* [Data for this exercise]:
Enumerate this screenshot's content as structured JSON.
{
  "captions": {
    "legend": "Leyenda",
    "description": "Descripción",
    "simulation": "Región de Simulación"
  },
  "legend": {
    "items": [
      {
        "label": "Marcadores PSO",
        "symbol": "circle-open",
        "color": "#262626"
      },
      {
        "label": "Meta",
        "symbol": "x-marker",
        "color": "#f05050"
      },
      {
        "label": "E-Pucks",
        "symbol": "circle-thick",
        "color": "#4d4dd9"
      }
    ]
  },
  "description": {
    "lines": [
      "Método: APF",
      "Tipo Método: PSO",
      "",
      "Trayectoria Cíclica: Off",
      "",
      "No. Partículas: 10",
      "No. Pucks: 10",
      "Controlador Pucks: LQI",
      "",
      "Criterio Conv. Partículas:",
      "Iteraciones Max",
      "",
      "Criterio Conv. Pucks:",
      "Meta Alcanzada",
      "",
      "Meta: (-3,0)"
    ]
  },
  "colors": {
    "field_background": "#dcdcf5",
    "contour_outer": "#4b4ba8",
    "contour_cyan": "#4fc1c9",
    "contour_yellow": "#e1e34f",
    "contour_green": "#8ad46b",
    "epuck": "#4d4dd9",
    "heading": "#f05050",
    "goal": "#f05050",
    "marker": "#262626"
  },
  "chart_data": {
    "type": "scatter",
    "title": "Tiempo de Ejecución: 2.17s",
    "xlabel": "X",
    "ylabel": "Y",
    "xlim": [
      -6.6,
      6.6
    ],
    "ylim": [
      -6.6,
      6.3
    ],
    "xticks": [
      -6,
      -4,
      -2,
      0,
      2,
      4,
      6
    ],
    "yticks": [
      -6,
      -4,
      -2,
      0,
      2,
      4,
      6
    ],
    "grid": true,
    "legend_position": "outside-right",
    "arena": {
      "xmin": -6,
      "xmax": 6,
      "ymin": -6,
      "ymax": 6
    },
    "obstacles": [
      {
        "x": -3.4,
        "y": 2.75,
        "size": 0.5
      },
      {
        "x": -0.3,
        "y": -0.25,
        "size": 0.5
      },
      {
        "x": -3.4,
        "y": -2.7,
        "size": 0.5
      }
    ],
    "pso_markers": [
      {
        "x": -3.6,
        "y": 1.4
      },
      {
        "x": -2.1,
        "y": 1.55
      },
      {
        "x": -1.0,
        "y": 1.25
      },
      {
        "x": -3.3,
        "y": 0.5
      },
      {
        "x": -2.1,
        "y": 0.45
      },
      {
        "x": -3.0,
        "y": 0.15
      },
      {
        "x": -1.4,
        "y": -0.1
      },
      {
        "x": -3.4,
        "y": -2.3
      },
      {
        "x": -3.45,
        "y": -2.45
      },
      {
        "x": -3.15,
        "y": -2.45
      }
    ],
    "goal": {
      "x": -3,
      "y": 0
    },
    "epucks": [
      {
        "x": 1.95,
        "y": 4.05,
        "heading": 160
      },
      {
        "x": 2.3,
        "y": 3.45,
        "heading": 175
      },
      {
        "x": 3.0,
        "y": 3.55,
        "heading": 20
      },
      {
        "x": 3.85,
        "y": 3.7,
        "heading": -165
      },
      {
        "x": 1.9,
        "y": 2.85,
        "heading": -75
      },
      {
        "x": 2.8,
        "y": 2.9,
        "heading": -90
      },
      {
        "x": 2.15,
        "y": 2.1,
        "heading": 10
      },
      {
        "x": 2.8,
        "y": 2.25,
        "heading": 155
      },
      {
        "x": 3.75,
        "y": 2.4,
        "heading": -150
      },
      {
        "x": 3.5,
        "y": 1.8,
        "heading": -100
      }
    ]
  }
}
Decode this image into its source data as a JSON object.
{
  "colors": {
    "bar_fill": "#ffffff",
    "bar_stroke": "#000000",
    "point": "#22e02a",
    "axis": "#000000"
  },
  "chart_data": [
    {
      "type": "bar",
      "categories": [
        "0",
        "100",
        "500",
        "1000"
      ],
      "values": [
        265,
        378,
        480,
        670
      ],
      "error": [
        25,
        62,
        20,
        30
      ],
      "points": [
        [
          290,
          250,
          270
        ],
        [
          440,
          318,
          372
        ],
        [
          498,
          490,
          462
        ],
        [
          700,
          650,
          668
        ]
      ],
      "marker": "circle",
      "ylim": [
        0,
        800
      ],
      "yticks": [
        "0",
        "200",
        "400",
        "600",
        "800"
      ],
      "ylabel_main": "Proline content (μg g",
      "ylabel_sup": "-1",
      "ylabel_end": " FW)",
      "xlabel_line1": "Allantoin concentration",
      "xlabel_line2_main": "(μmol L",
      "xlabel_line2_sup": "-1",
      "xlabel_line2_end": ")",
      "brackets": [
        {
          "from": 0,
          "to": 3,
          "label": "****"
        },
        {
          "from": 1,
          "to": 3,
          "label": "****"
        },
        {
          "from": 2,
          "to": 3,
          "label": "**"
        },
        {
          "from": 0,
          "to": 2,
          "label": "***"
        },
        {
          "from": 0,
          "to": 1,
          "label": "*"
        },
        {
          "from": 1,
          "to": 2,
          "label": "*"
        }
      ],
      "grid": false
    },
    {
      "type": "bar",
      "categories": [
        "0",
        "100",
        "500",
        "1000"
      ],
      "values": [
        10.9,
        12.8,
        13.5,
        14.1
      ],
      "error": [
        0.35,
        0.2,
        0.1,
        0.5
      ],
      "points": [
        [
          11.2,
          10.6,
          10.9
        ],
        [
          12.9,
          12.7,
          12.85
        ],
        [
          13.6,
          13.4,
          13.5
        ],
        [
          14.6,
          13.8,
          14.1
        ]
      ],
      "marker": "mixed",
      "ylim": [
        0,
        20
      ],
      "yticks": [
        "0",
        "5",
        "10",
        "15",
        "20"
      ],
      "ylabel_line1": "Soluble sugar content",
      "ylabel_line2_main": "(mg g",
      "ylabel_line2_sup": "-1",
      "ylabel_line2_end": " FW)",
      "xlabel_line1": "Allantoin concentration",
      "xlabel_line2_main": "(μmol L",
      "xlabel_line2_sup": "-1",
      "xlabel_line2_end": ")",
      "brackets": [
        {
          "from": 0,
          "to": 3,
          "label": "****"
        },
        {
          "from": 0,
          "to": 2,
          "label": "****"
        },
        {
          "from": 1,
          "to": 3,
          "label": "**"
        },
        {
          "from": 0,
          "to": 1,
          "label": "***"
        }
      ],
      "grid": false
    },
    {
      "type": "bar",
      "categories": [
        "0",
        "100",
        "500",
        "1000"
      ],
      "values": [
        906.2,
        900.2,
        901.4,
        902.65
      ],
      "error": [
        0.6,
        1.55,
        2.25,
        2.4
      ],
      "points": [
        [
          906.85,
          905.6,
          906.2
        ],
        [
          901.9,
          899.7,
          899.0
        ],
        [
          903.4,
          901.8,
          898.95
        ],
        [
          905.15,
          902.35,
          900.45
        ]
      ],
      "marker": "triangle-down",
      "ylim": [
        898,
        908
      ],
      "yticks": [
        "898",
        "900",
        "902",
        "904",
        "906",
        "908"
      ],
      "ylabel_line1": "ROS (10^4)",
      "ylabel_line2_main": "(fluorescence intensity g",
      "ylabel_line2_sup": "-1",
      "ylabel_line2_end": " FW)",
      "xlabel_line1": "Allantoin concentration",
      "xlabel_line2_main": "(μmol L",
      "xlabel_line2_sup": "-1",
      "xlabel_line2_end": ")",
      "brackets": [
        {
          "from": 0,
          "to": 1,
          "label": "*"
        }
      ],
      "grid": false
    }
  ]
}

* [What to produce]: Write every entry out again exactly.

* [Answer for the task]:
Enumerate this screenshot's content as structured JSON.
{
  "captions": {
    "legend": "Leyenda",
    "description": "Descripción",
    "simulation": "Región de Simulación"
  },
  "legend": {
    "items": [
      {
        "label": "Marcadores PSO",
        "symbol": "circle-open",
        "color": "#262626"
      },
      {
        "label": "Meta",
        "symbol": "x-marker",
        "color": "#f05050"
      },
      {
        "label": "E-Pucks",
        "symbol": "circle-thick",
        "color": "#4d4dd9"
      }
    ]
  },
  "description": {
    "lines": [
      "Método: APF",
      "Tipo Método: PSO",
      "",
      "Trayectoria Cíclica: Off",
      "",
      "No. Partículas: 10",
      "No. Pucks: 10",
      "Controlador Pucks: LQI",
      "",
      "Criterio Conv. Partículas:",
      "Iteraciones Max",
      "",
      "Criterio Conv. Pucks:",
      "Meta Alcanzada",
      "",
      "Meta: (-3,0)"
    ]
  },
  "colors": {
    "field_background": "#dcdcf5",
    "contour_outer": "#4b4ba8",
    "contour_cyan": "#4fc1c9",
    "contour_yellow": "#e1e34f",
    "contour_green": "#8ad46b",
    "epuck": "#4d4dd9",
    "heading": "#f05050",
    "goal": "#f05050",
    "marker": "#262626"
  },
  "chart_data": {
    "type": "scatter",
    "title": "Tiempo de Ejecución: 2.17s",
    "xlabel": "X",
    "ylabel": "Y",
    "xlim": [
      -6.6,
      6.6
    ],
    "ylim": [
      -6.6,
      6.3
    ],
    "xticks": [
      -6,
      -4,
      -2,
      0,
      2,
      4,
      6
    ],
    "yticks": [
      -6,
      -4,
      -2,
      0,
      2,
      4,
      6
    ],
    "grid": true,
    "legend_position": "outside-right",
    "arena": {
      "xmin": -6,
      "xmax": 6,
      "ymin": -6,
      "ymax": 6
    },
    "obstacles": [
      {
        "x": -3.4,
        "y": 2.75,
        "size": 0.5
      },
      {
        "x": -0.3,
        "y": -0.25,
        "size": 0.5
      },
      {
        "x": -3.4,
        "y": -2.7,
        "size": 0.5
      }
    ],
    "pso_markers": [
      {
        "x": -3.6,
        "y": 1.4
      },
      {
        "x": -2.1,
        "y": 1.55
      },
      {
        "x": -1.0,
        "y": 1.25
      },
      {
        "x": -3.3,
        "y": 0.5
      },
      {
        "x": -2.1,
        "y": 0.45
      },
      {
        "x": -3.0,
        "y": 0.15
      },
      {
        "x": -1.4,
        "y": -0.1
      },
      {
        "x": -3.4,
        "y": -2.3
      },
      {
        "x": -3.45,
        "y": -2.45
      },
      {
        "x": -3.15,
        "y": -2.45
      }
    ],
    "goal": {
      "x": -3,
      "y": 0
    },
    "epucks": [
      {
        "x": 1.95,
        "y": 4.05,
        "heading": 160
      },
      {
        "x": 2.3,
        "y": 3.45,
        "heading": 175
      },
      {
        "x": 3.0,
        "y": 3.55,
        "heading": 20
      },
      {
        "x": 3.85,
        "y": 3.7,
        "heading": -165
      },
      {
        "x": 1.9,
        "y": 2.85,
        "heading": -75
      },
      {
        "x": 2.8,
        "y": 2.9,
        "heading": -90
      },
      {
        "x": 2.15,
        "y": 2.1,
        "heading": 10
      },
      {
        "x": 2.8,
        "y": 2.25,
        "heading": 155
      },
      {
        "x": 3.75,
        "y": 2.4,
        "heading": -150
      },
      {
        "x": 3.5,
        "y": 1.8,
        "heading": -100
      }
    ]
  }
}
Decode this image into its source data as a JSON object.
{
  "colors": {
    "bar_fill": "#ffffff",
    "bar_stroke": "#000000",
    "point": "#22e02a",
    "axis": "#000000"
  },
  "chart_data": [
    {
      "type": "bar",
      "categories": [
        "0",
        "100",
        "500",
        "1000"
      ],
      "values": [
        265,
        378,
        480,
        670
      ],
      "error": [
        25,
        62,
        20,
        30
      ],
      "points": [
        [
          290,
          250,
          270
        ],
        [
          440,
          318,
          372
        ],
        [
          498,
          490,
          462
        ],
        [
          700,
          650,
          668
        ]
      ],
      "marker": "circle",
      "ylim": [
        0,
        800
      ],
      "yticks": [
        "0",
        "200",
        "400",
        "600",
        "800"
      ],
      "ylabel_main": "Proline content (μg g",
      "ylabel_sup": "-1",
      "ylabel_end": " FW)",
      "xlabel_line1": "Allantoin concentration",
      "xlabel_line2_main": "(μmol L",
      "xlabel_line2_sup": "-1",
      "xlabel_line2_end": ")",
      "brackets": [
        {
          "from": 0,
          "to": 3,
          "label": "****"
        },
        {
          "from": 1,
          "to": 3,
          "label": "****"
        },
        {
          "from": 2,
          "to": 3,
          "label": "**"
        },
        {
          "from": 0,
          "to": 2,
          "label": "***"
        },
        {
          "from": 0,
          "to": 1,
          "label": "*"
        },
        {
          "from": 1,
          "to": 2,
          "label": "*"
        }
      ],
      "grid": false
    },
    {
      "type": "bar",
      "categories": [
        "0",
        "100",
        "500",
        "1000"
      ],
      "values": [
        10.9,
        12.8,
        13.5,
        14.1
      ],
      "error": [
        0.35,
        0.2,
        0.1,
        0.5
      ],
      "points": [
        [
          11.2,
          10.6,
          10.9
        ],
        [
          12.9,
          12.7,
          12.85
        ],
        [
          13.6,
          13.4,
          13.5
        ],
        [
          14.6,
          13.8,
          14.1
        ]
      ],
      "marker": "mixed",
      "ylim": [
        0,
        20
      ],
      "yticks": [
        "0",
        "5",
        "10",
        "15",
        "20"
      ],
      "ylabel_line1": "Soluble sugar content",
      "ylabel_line2_main": "(mg g",
      "ylabel_line2_sup": "-1",
      "ylabel_line2_end": " FW)",
      "xlabel_line1": "Allantoin concentration",
      "xlabel_line2_main": "(μmol L",
      "xlabel_line2_sup": "-1",
      "xlabel_line2_end": ")",
      "brackets": [
        {
          "from": 0,
          "to": 3,
          "label": "****"
        },
        {
          "from": 0,
          "to": 2,
          "label": "****"
        },
        {
          "from": 1,
          "to": 3,
          "label": "**"
        },
        {
          "from": 0,
          "to": 1,
          "label": "***"
        }
      ],
      "grid": false
    },
    {
      "type": "bar",
      "categories": [
        "0",
        "100",
        "500",
        "1000"
      ],
      "values": [
        906.2,
        900.2,
        901.4,
        902.65
      ],
      "error": [
        0.6,
        1.55,
        2.25,
        2.4
      ],
      "points": [
        [
          906.85,
          905.6,
          906.2
        ],
        [
          901.9,
          899.7,
          899.0
        ],
        [
          903.4,
          901.8,
          898.95
        ],
        [
          905.15,
          902.35,
          900.45
        ]
      ],
      "marker": "triangle-down",
      "ylim": [
        898,
        908
      ],
      "yticks": [
        "898",
        "900",
        "902",
        "904",
        "906",
        "908"
      ],
      "ylabel_line1": "ROS (10^4)",
      "ylabel_line2_main": "(fluorescence intensity g",
      "ylabel_line2_sup": "-1",
      "ylabel_line2_end": " FW)",
      "xlabel_line1": "Allantoin concentration",
      "xlabel_line2_main": "(μmol L",
      "xlabel_line2_sup": "-1",
      "xlabel_line2_end": ")",
      "brackets": [
        {
          "from": 0,
          "to": 1,
          "label": "*"
        }
      ],
      "grid": false
    }
  ]
}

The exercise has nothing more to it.